══ Dataset excerpts ══
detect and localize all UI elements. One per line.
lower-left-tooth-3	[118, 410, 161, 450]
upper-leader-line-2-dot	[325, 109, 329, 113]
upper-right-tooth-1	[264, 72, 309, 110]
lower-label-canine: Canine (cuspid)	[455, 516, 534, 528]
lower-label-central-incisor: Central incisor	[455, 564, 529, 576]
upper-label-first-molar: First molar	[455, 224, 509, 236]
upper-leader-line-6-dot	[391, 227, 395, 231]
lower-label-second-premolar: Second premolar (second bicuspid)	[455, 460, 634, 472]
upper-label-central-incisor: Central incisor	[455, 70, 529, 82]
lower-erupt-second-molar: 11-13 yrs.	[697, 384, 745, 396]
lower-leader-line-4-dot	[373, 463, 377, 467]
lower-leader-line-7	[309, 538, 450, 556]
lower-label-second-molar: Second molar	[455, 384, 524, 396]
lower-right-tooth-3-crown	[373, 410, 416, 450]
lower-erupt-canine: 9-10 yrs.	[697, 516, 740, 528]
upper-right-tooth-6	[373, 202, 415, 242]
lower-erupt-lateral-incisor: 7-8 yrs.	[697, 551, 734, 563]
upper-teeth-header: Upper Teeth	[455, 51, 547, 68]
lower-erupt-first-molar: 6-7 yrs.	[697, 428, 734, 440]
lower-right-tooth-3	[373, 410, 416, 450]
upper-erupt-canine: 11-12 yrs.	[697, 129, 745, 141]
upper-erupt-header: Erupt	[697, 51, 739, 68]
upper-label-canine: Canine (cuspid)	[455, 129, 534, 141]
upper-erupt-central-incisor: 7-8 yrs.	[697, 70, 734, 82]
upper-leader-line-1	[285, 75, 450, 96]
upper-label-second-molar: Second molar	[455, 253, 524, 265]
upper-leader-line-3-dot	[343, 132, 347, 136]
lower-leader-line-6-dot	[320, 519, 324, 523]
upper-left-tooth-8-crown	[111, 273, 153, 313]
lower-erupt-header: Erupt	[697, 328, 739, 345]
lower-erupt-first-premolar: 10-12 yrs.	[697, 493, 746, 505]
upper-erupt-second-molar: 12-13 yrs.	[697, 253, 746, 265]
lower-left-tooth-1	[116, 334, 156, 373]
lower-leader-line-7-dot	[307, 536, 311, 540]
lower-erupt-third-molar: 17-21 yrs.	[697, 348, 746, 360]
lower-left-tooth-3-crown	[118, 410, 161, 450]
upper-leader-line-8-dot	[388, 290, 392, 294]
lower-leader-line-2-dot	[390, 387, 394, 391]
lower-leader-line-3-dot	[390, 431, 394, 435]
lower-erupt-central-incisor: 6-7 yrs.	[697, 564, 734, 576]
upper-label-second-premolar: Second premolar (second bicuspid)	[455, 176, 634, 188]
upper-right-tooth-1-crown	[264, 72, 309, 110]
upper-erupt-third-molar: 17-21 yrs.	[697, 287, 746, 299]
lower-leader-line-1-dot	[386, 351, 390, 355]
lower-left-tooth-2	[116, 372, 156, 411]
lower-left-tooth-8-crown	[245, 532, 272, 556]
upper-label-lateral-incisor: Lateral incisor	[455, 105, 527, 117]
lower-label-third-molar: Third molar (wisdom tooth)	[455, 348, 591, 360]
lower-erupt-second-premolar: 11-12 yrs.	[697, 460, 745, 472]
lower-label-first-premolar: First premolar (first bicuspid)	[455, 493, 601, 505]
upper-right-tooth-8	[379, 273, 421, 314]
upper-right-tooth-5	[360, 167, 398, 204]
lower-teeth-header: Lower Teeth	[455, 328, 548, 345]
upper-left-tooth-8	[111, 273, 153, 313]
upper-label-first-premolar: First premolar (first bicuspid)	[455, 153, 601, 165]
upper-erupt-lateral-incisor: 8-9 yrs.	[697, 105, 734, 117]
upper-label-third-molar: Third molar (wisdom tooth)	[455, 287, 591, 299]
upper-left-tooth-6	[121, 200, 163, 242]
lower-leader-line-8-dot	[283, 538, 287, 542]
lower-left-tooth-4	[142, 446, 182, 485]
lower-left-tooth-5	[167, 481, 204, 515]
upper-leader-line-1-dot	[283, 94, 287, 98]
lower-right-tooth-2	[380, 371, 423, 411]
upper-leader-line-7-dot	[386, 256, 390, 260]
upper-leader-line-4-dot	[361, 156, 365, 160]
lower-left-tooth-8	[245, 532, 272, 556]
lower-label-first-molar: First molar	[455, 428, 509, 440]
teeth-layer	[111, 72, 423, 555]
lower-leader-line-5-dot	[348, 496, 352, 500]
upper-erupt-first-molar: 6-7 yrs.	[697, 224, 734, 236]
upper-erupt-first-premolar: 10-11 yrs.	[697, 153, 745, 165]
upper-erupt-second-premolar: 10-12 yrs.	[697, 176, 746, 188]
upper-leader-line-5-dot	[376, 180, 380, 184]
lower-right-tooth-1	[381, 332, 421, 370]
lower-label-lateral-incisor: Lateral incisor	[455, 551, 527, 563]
═══
> **Instructions to follow**:
Express the lines above as a JSON list of strings, one string per line, with blank lines left out.

> **Task answer**:
[
  "detect and localize all UI elements. One per line.",
  "lower-left-tooth-3\t[118, 410, 161, 450]",
  "upper-leader-line-2-dot\t[325, 109, 329, 113]",
  "upper-right-tooth-1\t[264, 72, 309, 110]",
  "lower-label-canine: Canine (cuspid)\t[455, 516, 534, 528]",
  "lower-label-central-incisor: Central incisor\t[455, 564, 529, 576]",
  "upper-label-first-molar: First molar\t[455, 224, 509, 236]",
  "upper-leader-line-6-dot\t[391, 227, 395, 231]",
  "lower-label-second-premolar: Second premolar (second bicuspid)\t[455, 460, 634, 472]",
  "upper-label-central-incisor: Central incisor\t[455, 70, 529, 82]",
  "lower-erupt-second-molar: 11-13 yrs.\t[697, 384, 745, 396]",
  "lower-leader-line-4-dot\t[373, 463, 377, 467]",
  "lower-leader-line-7\t[309, 538, 450, 556]",
  "lower-label-second-molar: Second molar\t[455, 384, 524, 396]",
  "lower-right-tooth-3-crown\t[373, 410, 416, 450]",
  "lower-erupt-canine: 9-10 yrs.\t[697, 516, 740, 528]",
  "upper-right-tooth-6\t[373, 202, 415, 242]",
  "lower-erupt-lateral-incisor: 7-8 yrs.\t[697, 551, 734, 563]",
  "upper-teeth-header: Upper Teeth\t[455, 51, 547, 68]",
  "lower-erupt-first-molar: 6-7 yrs.\t[697, 428, 734, 440]",
  "lower-right-tooth-3\t[373, 410, 416, 450]",
  "upper-erupt-canine: 11-12 yrs.\t[697, 129, 745, 141]",
  "upper-erupt-header: Erupt\t[697, 51, 739, 68]",
  "upper-label-canine: Canine (cuspid)\t[455, 129, 534, 141]",
  "upper-erupt-central-incisor: 7-8 yrs.\t[697, 70, 734, 82]",
  "upper-leader-line-1\t[285, 75, 450, 96]",
  "upper-label-second-molar: Second molar\t[455, 253, 524, 265]",
  "upper-leader-line-3-dot\t[343, 132, 347, 136]",
  "lower-leader-line-6-dot\t[320, 519, 324, 523]",
  "upper-left-tooth-8-crown\t[111, 273, 153, 313]",
  "lower-erupt-header: Erupt\t[697, 328, 739, 345]",
  "lower-erupt-first-premolar: 10-12 yrs.\t[697, 493, 746, 505]",
  "upper-erupt-second-molar: 12-13 yrs.\t[697, 253, 746, 265]",
  "lower-left-tooth-1\t[116, 334, 156, 373]",
  "lower-leader-line-7-dot\t[307, 536, 311, 540]",
  "lower-erupt-third-molar: 17-21 yrs.\t[697, 348, 746, 360]",
  "lower-left-tooth-3-crown\t[118, 410, 161, 450]",
  "upper-leader-line-8-dot\t[388, 290, 392, 294]",
  "lower-leader-line-2-dot\t[390, 387, 394, 391]",
  "lower-leader-line-3-dot\t[390, 431, 394, 435]",
  "lower-erupt-central-incisor: 6-7 yrs.\t[697, 564, 734, 576]",
  "upper-label-second-premolar: Second premolar (second bicuspid)\t[455, 176, 634, 188]",
  "upper-right-tooth-1-crown\t[264, 72, 309, 110]",
  "upper-erupt-third-molar: 17-21 yrs.\t[697, 287, 746, 299]",
  "lower-leader-line-1-dot\t[386, 351, 390, 355]",
  "lower-left-tooth-2\t[116, 372, 156, 411]",
  "lower-left-tooth-8-crown\t[245, 532, 272, 556]",
  "upper-label-lateral-incisor: Lateral incisor\t[455, 105, 527, 117]",
  "lower-label-third-molar: Third molar (wisdom tooth)\t[455, 348, 591, 360]",
  "lower-erupt-second-premolar: 11-12 yrs.\t[697, 460, 745, 472]",
  "lower-label-first-premolar: First premolar (first bicuspid)\t[455, 493, 601, 505]",
  "upper-right-tooth-8\t[379, 273, 421, 314]",
  "upper-right-tooth-5\t[360, 167, 398, 204]",
  "lower-teeth-header: Lower Teeth\t[455, 328, 548, 345]",
  "upper-left-tooth-8\t[111, 273, 153, 313]",
  "upper-label-first-premolar: First premolar (first bicuspid)\t[455, 153, 601, 165]",
  "upper-erupt-lateral-incisor: 8-9 yrs.\t[697, 105, 734, 117]",
  "upper-label-third-molar: Third molar (wisdom tooth)\t[455, 287, 591, 299]",
  "upper-left-tooth-6\t[121, 200, 163, 242]",
  "lower-leader-line-8-dot\t[283, 538, 287, 542]",
  "lower-left-tooth-4\t[142, 446, 182, 485]",
  "lower-left-tooth-5\t[167, 481, 204, 515]",
  "upper-leader-line-1-dot\t[283, 94, 287, 98]",
  "lower-right-tooth-2\t[380, 371, 423, 411]",
  "upper-leader-line-7-dot\t[386, 256, 390, 260]",
  "upper-leader-line-4-dot\t[361, 156, 365, 160]",
  "lower-left-tooth-8\t[245, 532, 272, 556]",
  "lower-label-first-molar: First molar\t[455, 428, 509, 440]",
  "teeth-layer\t[111, 72, 423, 555]",
  "lower-leader-line-5-dot\t[348, 496, 352, 500]",
  "upper-erupt-first-molar: 6-7 yrs.\t[697, 224, 734, 236]",
  "upper-erupt-first-premolar: 10-11 yrs.\t[697, 153, 745, 165]",
  "upper-erupt-second-premolar: 10-12 yrs.\t[697, 176, 746, 188]",
  "upper-leader-line-5-dot\t[376, 180, 380, 184]",
  "lower-right-tooth-1\t[381, 332, 421, 370]",
  "lower-label-lateral-incisor: Lateral incisor\t[455, 551, 527, 563]"
]